◆ WHAT IS REQUIRED:
Reproduce all of the data exactly.

BEGIN DATA SHOWN

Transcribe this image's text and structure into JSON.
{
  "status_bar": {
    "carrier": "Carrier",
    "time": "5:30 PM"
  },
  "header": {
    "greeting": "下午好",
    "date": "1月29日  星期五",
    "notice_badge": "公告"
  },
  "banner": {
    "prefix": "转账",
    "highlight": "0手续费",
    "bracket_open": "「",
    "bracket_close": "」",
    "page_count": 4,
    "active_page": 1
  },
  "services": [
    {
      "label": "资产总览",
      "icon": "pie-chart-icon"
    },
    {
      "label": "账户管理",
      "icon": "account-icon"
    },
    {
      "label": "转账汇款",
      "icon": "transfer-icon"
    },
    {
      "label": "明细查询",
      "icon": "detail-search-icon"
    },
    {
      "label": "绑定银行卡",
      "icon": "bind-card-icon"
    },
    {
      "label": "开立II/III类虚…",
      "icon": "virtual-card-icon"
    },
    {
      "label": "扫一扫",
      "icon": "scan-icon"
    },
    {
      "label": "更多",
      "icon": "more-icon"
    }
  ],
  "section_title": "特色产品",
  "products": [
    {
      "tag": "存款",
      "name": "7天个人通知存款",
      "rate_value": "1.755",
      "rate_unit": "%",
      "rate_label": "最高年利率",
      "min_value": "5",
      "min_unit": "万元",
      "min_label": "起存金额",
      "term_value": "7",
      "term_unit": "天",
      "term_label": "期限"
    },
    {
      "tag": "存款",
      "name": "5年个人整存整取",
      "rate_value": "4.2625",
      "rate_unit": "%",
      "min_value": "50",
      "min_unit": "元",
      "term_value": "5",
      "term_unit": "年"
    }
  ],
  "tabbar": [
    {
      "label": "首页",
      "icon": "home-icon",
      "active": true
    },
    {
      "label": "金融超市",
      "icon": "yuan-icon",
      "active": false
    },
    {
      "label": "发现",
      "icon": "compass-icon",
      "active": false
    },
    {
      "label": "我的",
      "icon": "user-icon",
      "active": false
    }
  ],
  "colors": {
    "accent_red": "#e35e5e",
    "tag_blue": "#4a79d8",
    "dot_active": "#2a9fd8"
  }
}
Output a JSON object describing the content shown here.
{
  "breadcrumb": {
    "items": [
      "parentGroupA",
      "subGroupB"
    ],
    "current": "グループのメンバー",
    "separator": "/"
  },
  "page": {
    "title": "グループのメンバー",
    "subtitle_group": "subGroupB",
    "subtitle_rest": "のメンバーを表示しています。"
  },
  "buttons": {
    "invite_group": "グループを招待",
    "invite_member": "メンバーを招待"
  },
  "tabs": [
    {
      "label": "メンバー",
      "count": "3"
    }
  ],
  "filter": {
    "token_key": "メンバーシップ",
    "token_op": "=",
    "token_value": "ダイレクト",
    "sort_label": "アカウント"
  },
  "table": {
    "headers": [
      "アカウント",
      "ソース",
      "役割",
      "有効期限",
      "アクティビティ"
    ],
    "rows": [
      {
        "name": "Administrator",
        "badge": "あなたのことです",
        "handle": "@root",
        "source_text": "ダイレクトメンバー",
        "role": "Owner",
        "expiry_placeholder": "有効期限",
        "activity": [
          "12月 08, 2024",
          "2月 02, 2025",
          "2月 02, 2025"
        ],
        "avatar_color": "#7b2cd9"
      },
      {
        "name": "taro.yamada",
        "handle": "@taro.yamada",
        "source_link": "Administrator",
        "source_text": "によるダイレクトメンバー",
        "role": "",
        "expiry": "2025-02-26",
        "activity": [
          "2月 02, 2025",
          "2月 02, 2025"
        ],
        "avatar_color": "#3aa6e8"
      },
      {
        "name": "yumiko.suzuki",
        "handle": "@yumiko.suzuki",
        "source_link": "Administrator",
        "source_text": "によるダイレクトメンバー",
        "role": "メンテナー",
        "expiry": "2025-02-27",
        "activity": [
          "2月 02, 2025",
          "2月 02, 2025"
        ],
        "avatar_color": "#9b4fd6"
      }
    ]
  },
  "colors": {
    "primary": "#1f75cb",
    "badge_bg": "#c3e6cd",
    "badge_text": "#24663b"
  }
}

END DATA SHOWN

◆ WRITTEN ANSWER:
Transcribe this image's text and structure into JSON.
{
  "status_bar": {
    "carrier": "Carrier",
    "time": "5:30 PM"
  },
  "header": {
    "greeting": "下午好",
    "date": "1月29日  星期五",
    "notice_badge": "公告"
  },
  "banner": {
    "prefix": "转账",
    "highlight": "0手续费",
    "bracket_open": "「",
    "bracket_close": "」",
    "page_count": 4,
    "active_page": 1
  },
  "services": [
    {
      "label": "资产总览",
      "icon": "pie-chart-icon"
    },
    {
      "label": "账户管理",
      "icon": "account-icon"
    },
    {
      "label": "转账汇款",
      "icon": "transfer-icon"
    },
    {
      "label": "明细查询",
      "icon": "detail-search-icon"
    },
    {
      "label": "绑定银行卡",
      "icon": "bind-card-icon"
    },
    {
      "label": "开立II/III类虚…",
      "icon": "virtual-card-icon"
    },
    {
      "label": "扫一扫",
      "icon": "scan-icon"
    },
    {
      "label": "更多",
      "icon": "more-icon"
    }
  ],
  "section_title": "特色产品",
  "products": [
    {
      "tag": "存款",
      "name": "7天个人通知存款",
      "rate_value": "1.755",
      "rate_unit": "%",
      "rate_label": "最高年利率",
      "min_value": "5",
      "min_unit": "万元",
      "min_label": "起存金额",
      "term_value": "7",
      "term_unit": "天",
      "term_label": "期限"
    },
    {
      "tag": "存款",
      "name": "5年个人整存整取",
      "rate_value": "4.2625",
      "rate_unit": "%",
      "min_value": "50",
      "min_unit": "元",
      "term_value": "5",
      "term_unit": "年"
    }
  ],
  "tabbar": [
    {
      "label": "首页",
      "icon": "home-icon",
      "active": true
    },
    {
      "label": "金融超市",
      "icon": "yuan-icon",
      "active": false
    },
    {
      "label": "发现",
      "icon": "compass-icon",
      "active": false
    },
    {
      "label": "我的",
      "icon": "user-icon",
      "active": false
    }
  ],
  "colors": {
    "accent_red": "#e35e5e",
    "tag_blue": "#4a79d8",
    "dot_active": "#2a9fd8"
  }
}
Output a JSON object describing the content shown here.
{
  "breadcrumb": {
    "items": [
      "parentGroupA",
      "subGroupB"
    ],
    "current": "グループのメンバー",
    "separator": "/"
  },
  "page": {
    "title": "グループのメンバー",
    "subtitle_group": "subGroupB",
    "subtitle_rest": "のメンバーを表示しています。"
  },
  "buttons": {
    "invite_group": "グループを招待",
    "invite_member": "メンバーを招待"
  },
  "tabs": [
    {
      "label": "メンバー",
      "count": "3"
    }
  ],
  "filter": {
    "token_key": "メンバーシップ",
    "token_op": "=",
    "token_value": "ダイレクト",
    "sort_label": "アカウント"
  },
  "table": {
    "headers": [
      "アカウント",
      "ソース",
      "役割",
      "有効期限",
      "アクティビティ"
    ],
    "rows": [
      {
        "name": "Administrator",
        "badge": "あなたのことです",
        "handle": "@root",
        "source_text": "ダイレクトメンバー",
        "role": "Owner",
        "expiry_placeholder": "有効期限",
        "activity": [
          "12月 08, 2024",
          "2月 02, 2025",
          "2月 02, 2025"
        ],
        "avatar_color": "#7b2cd9"
      },
      {
        "name": "taro.yamada",
        "handle": "@taro.yamada",
        "source_link": "Administrator",
        "source_text": "によるダイレクトメンバー",
        "role": "",
        "expiry": "2025-02-26",
        "activity": [
          "2月 02, 2025",
          "2月 02, 2025"
        ],
        "avatar_color": "#3aa6e8"
      },
      {
        "name": "yumiko.suzuki",
        "handle": "@yumiko.suzuki",
        "source_link": "Administrator",
        "source_text": "によるダイレクトメンバー",
        "role": "メンテナー",
        "expiry": "2025-02-27",
        "activity": [
          "2月 02, 2025",
          "2月 02, 2025"
        ],
        "avatar_color": "#9b4fd6"
      }
    ]
  },
  "colors": {
    "primary": "#1f75cb",
    "badge_bg": "#c3e6cd",
    "badge_text": "#24663b"
  }
}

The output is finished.